[start of Data rows]

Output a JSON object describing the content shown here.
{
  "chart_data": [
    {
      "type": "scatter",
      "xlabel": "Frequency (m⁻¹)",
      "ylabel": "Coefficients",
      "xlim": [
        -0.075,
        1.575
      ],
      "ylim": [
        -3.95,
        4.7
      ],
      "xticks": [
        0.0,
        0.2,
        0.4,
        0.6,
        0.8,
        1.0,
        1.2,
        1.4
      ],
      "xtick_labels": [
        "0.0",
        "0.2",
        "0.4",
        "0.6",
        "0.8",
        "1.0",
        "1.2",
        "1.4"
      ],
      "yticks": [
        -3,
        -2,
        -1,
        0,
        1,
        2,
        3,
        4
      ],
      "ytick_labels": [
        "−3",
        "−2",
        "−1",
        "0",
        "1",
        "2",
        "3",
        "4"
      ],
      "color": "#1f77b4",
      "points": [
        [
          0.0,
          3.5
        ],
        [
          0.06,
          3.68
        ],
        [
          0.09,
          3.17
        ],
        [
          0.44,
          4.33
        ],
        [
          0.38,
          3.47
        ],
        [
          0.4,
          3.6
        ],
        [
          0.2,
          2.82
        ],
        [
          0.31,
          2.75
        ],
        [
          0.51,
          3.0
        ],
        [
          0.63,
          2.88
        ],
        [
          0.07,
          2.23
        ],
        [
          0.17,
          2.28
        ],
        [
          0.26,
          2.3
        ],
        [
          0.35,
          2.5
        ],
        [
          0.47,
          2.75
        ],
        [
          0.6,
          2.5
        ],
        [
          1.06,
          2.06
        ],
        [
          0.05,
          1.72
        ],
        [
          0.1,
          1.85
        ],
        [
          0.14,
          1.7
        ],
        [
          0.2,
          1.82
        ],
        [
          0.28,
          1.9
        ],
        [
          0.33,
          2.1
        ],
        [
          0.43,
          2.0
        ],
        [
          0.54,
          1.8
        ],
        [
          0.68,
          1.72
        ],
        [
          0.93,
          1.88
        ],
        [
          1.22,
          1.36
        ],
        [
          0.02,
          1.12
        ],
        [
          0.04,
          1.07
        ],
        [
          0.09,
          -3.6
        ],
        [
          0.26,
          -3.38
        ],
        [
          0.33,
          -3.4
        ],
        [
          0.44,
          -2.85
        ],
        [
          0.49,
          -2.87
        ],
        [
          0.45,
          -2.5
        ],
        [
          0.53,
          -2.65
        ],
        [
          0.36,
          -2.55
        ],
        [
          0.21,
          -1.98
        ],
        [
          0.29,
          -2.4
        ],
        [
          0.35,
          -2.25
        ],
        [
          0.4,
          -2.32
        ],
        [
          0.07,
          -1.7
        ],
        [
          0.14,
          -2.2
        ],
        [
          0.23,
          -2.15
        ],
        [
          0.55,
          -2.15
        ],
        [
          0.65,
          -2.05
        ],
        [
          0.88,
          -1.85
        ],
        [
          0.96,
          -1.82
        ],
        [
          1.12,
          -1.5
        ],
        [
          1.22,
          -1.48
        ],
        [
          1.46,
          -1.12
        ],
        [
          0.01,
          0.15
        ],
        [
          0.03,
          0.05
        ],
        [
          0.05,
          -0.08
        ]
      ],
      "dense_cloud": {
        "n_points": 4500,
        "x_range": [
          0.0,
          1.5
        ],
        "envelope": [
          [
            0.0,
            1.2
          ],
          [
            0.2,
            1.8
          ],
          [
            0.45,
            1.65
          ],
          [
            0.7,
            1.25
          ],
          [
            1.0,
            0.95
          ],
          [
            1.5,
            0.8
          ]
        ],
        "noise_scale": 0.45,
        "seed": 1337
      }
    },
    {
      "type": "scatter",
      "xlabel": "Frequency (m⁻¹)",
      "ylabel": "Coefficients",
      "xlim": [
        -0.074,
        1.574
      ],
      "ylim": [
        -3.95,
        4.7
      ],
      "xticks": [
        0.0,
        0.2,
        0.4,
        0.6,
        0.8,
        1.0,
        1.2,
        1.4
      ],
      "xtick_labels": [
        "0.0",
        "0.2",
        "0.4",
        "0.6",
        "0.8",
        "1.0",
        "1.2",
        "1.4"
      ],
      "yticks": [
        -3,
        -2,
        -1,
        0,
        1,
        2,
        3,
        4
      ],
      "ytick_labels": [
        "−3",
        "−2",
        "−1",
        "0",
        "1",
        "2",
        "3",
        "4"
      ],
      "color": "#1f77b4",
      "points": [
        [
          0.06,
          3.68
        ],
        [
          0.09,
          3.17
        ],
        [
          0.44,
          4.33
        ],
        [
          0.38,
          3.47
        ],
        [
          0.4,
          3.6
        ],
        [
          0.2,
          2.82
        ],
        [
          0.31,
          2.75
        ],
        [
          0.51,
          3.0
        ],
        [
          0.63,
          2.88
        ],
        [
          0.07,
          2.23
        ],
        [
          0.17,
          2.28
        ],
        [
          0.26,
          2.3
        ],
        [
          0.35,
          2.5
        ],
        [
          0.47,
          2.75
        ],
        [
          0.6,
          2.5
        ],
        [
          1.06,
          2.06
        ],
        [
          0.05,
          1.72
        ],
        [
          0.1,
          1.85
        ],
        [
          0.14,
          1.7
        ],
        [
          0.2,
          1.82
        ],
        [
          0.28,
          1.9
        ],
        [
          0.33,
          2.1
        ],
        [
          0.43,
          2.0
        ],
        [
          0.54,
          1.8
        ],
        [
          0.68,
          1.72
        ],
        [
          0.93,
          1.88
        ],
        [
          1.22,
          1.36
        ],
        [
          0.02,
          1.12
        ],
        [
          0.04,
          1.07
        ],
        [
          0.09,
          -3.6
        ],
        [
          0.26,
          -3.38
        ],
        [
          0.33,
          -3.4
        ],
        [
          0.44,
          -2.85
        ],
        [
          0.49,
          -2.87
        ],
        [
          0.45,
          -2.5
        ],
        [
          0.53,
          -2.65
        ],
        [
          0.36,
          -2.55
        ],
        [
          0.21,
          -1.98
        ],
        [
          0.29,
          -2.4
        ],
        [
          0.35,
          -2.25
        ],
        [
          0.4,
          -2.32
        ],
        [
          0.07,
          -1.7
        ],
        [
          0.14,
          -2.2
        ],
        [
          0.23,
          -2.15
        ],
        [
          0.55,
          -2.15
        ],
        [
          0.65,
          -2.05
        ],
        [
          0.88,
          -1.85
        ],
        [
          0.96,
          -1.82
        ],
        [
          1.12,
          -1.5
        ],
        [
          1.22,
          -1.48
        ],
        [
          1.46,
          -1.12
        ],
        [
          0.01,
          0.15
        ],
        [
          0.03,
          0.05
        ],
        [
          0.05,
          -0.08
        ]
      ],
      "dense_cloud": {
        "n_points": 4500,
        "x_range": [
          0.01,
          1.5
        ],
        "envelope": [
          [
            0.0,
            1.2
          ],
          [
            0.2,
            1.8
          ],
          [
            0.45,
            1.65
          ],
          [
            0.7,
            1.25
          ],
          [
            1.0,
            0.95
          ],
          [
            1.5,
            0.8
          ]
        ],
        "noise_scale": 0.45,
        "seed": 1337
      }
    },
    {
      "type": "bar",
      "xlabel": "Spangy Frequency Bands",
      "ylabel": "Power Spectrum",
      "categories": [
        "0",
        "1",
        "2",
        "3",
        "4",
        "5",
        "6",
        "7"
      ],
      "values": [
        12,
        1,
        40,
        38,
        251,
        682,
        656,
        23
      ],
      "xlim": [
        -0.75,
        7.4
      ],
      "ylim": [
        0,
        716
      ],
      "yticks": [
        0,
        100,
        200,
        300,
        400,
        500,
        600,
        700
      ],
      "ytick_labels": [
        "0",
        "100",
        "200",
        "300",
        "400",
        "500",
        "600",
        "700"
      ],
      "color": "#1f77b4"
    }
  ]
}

[end of Data rows]

Every entry should be printed again exactly as written.

- _Result_:
Output a JSON object describing the content shown here.
{
  "chart_data": [
    {
      "type": "scatter",
      "xlabel": "Frequency (m⁻¹)",
      "ylabel": "Coefficients",
      "xlim": [
        -0.075,
        1.575
      ],
      "ylim": [
        -3.95,
        4.7
      ],
      "xticks": [
        0.0,
        0.2,
        0.4,
        0.6,
        0.8,
        1.0,
        1.2,
        1.4
      ],
      "xtick_labels": [
        "0.0",
        "0.2",
        "0.4",
        "0.6",
        "0.8",
        "1.0",
        "1.2",
        "1.4"
      ],
      "yticks": [
        -3,
        -2,
        -1,
        0,
        1,
        2,
        3,
        4
      ],
      "ytick_labels": [
        "−3",
        "−2",
        "−1",
        "0",
        "1",
        "2",
        "3",
        "4"
      ],
      "color": "#1f77b4",
      "points": [
        [
          0.0,
          3.5
        ],
        [
          0.06,
          3.68
        ],
        [
          0.09,
          3.17
        ],
        [
          0.44,
          4.33
        ],
        [
          0.38,
          3.47
        ],
        [
          0.4,
          3.6
        ],
        [
          0.2,
          2.82
        ],
        [
          0.31,
          2.75
        ],
        [
          0.51,
          3.0
        ],
        [
          0.63,
          2.88
        ],
        [
          0.07,
          2.23
        ],
        [
          0.17,
          2.28
        ],
        [
          0.26,
          2.3
        ],
        [
          0.35,
          2.5
        ],
        [
          0.47,
          2.75
        ],
        [
          0.6,
          2.5
        ],
        [
          1.06,
          2.06
        ],
        [
          0.05,
          1.72
        ],
        [
          0.1,
          1.85
        ],
        [
          0.14,
          1.7
        ],
        [
          0.2,
          1.82
        ],
        [
          0.28,
          1.9
        ],
        [
          0.33,
          2.1
        ],
        [
          0.43,
          2.0
        ],
        [
          0.54,
          1.8
        ],
        [
          0.68,
          1.72
        ],
        [
          0.93,
          1.88
        ],
        [
          1.22,
          1.36
        ],
        [
          0.02,
          1.12
        ],
        [
          0.04,
          1.07
        ],
        [
          0.09,
          -3.6
        ],
        [
          0.26,
          -3.38
        ],
        [
          0.33,
          -3.4
        ],
        [
          0.44,
          -2.85
        ],
        [
          0.49,
          -2.87
        ],
        [
          0.45,
          -2.5
        ],
        [
          0.53,
          -2.65
        ],
        [
          0.36,
          -2.55
        ],
        [
          0.21,
          -1.98
        ],
        [
          0.29,
          -2.4
        ],
        [
          0.35,
          -2.25
        ],
        [
          0.4,
          -2.32
        ],
        [
          0.07,
          -1.7
        ],
        [
          0.14,
          -2.2
        ],
        [
          0.23,
          -2.15
        ],
        [
          0.55,
          -2.15
        ],
        [
          0.65,
          -2.05
        ],
        [
          0.88,
          -1.85
        ],
        [
          0.96,
          -1.82
        ],
        [
          1.12,
          -1.5
        ],
        [
          1.22,
          -1.48
        ],
        [
          1.46,
          -1.12
        ],
        [
          0.01,
          0.15
        ],
        [
          0.03,
          0.05
        ],
        [
          0.05,
          -0.08
        ]
      ],
      "dense_cloud": {
        "n_points": 4500,
        "x_range": [
          0.0,
          1.5
        ],
        "envelope": [
          [
            0.0,
            1.2
          ],
          [
            0.2,
            1.8
          ],
          [
            0.45,
            1.65
          ],
          [
            0.7,
            1.25
          ],
          [
            1.0,
            0.95
          ],
          [
            1.5,
            0.8
          ]
        ],
        "noise_scale": 0.45,
        "seed": 1337
      }
    },
    {
      "type": "scatter",
      "xlabel": "Frequency (m⁻¹)",
      "ylabel": "Coefficients",
      "xlim": [
        -0.074,
        1.574
      ],
      "ylim": [
        -3.95,
        4.7
      ],
      "xticks": [
        0.0,
        0.2,
        0.4,
        0.6,
        0.8,
        1.0,
        1.2,
        1.4
      ],
      "xtick_labels": [
        "0.0",
        "0.2",
        "0.4",
        "0.6",
        "0.8",
        "1.0",
        "1.2",
        "1.4"
      ],
      "yticks": [
        -3,
        -2,
        -1,
        0,
        1,
        2,
        3,
        4
      ],
      "ytick_labels": [
        "−3",
        "−2",
        "−1",
        "0",
        "1",
        "2",
        "3",
        "4"
      ],
      "color": "#1f77b4",
      "points": [
        [
          0.06,
          3.68
        ],
        [
          0.09,
          3.17
        ],
        [
          0.44,
          4.33
        ],
        [
          0.38,
          3.47
        ],
        [
          0.4,
          3.6
        ],
        [
          0.2,
          2.82
        ],
        [
          0.31,
          2.75
        ],
        [
          0.51,
          3.0
        ],
        [
          0.63,
          2.88
        ],
        [
          0.07,
          2.23
        ],
        [
          0.17,
          2.28
        ],
        [
          0.26,
          2.3
        ],
        [
          0.35,
          2.5
        ],
        [
          0.47,
          2.75
        ],
        [
          0.6,
          2.5
        ],
        [
          1.06,
          2.06
        ],
        [
          0.05,
          1.72
        ],
        [
          0.1,
          1.85
        ],
        [
          0.14,
          1.7
        ],
        [
          0.2,
          1.82
        ],
        [
          0.28,
          1.9
        ],
        [
          0.33,
          2.1
        ],
        [
          0.43,
          2.0
        ],
        [
          0.54,
          1.8
        ],
        [
          0.68,
          1.72
        ],
        [
          0.93,
          1.88
        ],
        [
          1.22,
          1.36
        ],
        [
          0.02,
          1.12
        ],
        [
          0.04,
          1.07
        ],
        [
          0.09,
          -3.6
        ],
        [
          0.26,
          -3.38
        ],
        [
          0.33,
          -3.4
        ],
        [
          0.44,
          -2.85
        ],
        [
          0.49,
          -2.87
        ],
        [
          0.45,
          -2.5
        ],
        [
          0.53,
          -2.65
        ],
        [
          0.36,
          -2.55
        ],
        [
          0.21,
          -1.98
        ],
        [
          0.29,
          -2.4
        ],
        [
          0.35,
          -2.25
        ],
        [
          0.4,
          -2.32
        ],
        [
          0.07,
          -1.7
        ],
        [
          0.14,
          -2.2
        ],
        [
          0.23,
          -2.15
        ],
        [
          0.55,
          -2.15
        ],
        [
          0.65,
          -2.05
        ],
        [
          0.88,
          -1.85
        ],
        [
          0.96,
          -1.82
        ],
        [
          1.12,
          -1.5
        ],
        [
          1.22,
          -1.48
        ],
        [
          1.46,
          -1.12
        ],
        [
          0.01,
          0.15
        ],
        [
          0.03,
          0.05
        ],
        [
          0.05,
          -0.08
        ]
      ],
      "dense_cloud": {
        "n_points": 4500,
        "x_range": [
          0.01,
          1.5
        ],
        "envelope": [
          [
            0.0,
            1.2
          ],
          [
            0.2,
            1.8
          ],
          [
            0.45,
            1.65
          ],
          [
            0.7,
            1.25
          ],
          [
            1.0,
            0.95
          ],
          [
            1.5,
            0.8
          ]
        ],
        "noise_scale": 0.45,
        "seed": 1337
      }
    },
    {
      "type": "bar",
      "xlabel": "Spangy Frequency Bands",
      "ylabel": "Power Spectrum",
      "categories": [
        "0",
        "1",
        "2",
        "3",
        "4",
        "5",
        "6",
        "7"
      ],
      "values": [
        12,
        1,
        40,
        38,
        251,
        682,
        656,
        23
      ],
      "xlim": [
        -0.75,
        7.4
      ],
      "ylim": [
        0,
        716
      ],
      "yticks": [
        0,
        100,
        200,
        300,
        400,
        500,
        600,
        700
      ],
      "ytick_labels": [
        "0",
        "100",
        "200",
        "300",
        "400",
        "500",
        "600",
        "700"
      ],
      "color": "#1f77b4"
    }
  ]
}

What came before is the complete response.